TASK OBJECTIVE - Make an exact copy of the entries below with the pictures removed.

____________________

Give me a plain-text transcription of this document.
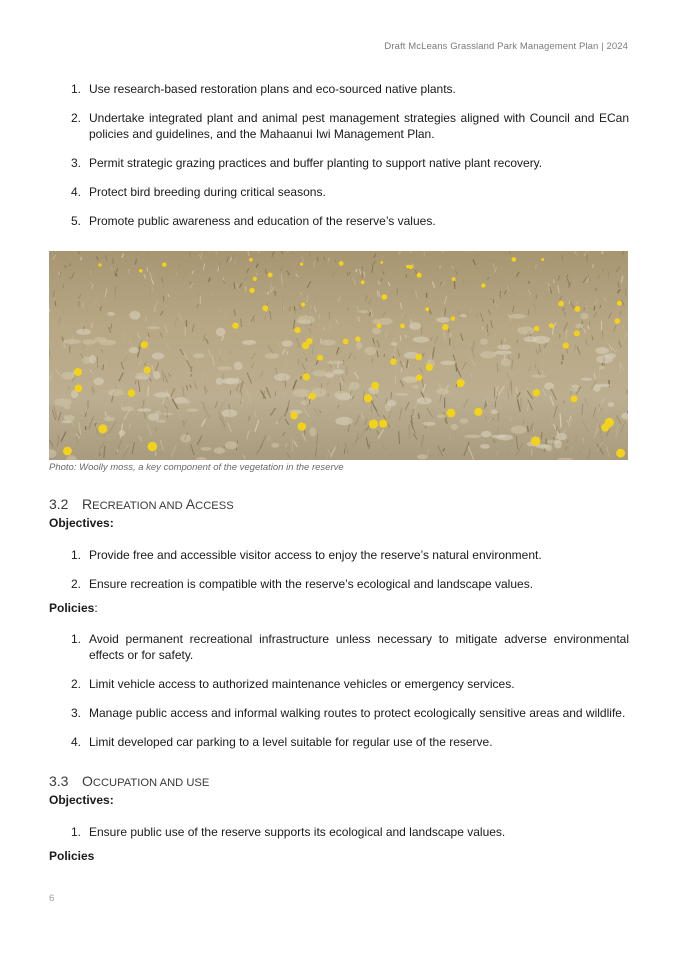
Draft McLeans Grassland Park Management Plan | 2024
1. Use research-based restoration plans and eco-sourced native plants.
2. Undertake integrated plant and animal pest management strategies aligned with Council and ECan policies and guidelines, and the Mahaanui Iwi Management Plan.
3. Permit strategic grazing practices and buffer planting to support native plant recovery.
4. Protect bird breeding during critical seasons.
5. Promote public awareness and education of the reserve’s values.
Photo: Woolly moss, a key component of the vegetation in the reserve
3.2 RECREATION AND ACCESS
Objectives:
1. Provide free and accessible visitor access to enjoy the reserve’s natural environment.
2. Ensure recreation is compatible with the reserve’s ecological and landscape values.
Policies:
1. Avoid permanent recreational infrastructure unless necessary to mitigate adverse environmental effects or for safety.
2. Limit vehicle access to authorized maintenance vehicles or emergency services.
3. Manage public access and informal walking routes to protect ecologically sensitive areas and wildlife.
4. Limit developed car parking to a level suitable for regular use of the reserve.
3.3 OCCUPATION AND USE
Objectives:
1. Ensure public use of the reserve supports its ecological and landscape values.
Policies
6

____________________

RESPONSE BELOW -
Give me a plain-text transcription of this document.
Draft McLeans Grassland Park Management Plan | 2024
1. Use research-based restoration plans and eco-sourced native plants.
2. Undertake integrated plant and animal pest management strategies aligned with Council and ECan policies and guidelines, and the Mahaanui Iwi Management Plan.
3. Permit strategic grazing practices and buffer planting to support native plant recovery.
4. Protect bird breeding during critical seasons.
5. Promote public awareness and education of the reserve’s values.
Photo: Woolly moss, a key component of the vegetation in the reserve
3.2 RECREATION AND ACCESS
Objectives:
1. Provide free and accessible visitor access to enjoy the reserve’s natural environment.
2. Ensure recreation is compatible with the reserve’s ecological and landscape values.
Policies:
1. Avoid permanent recreational infrastructure unless necessary to mitigate adverse environmental effects or for safety.
2. Limit vehicle access to authorized maintenance vehicles or emergency services.
3. Manage public access and informal walking routes to protect ecologically sensitive areas and wildlife.
4. Limit developed car parking to a level suitable for regular use of the reserve.
3.3 OCCUPATION AND USE
Objectives:
1. Ensure public use of the reserve supports its ecological and landscape values.
Policies
6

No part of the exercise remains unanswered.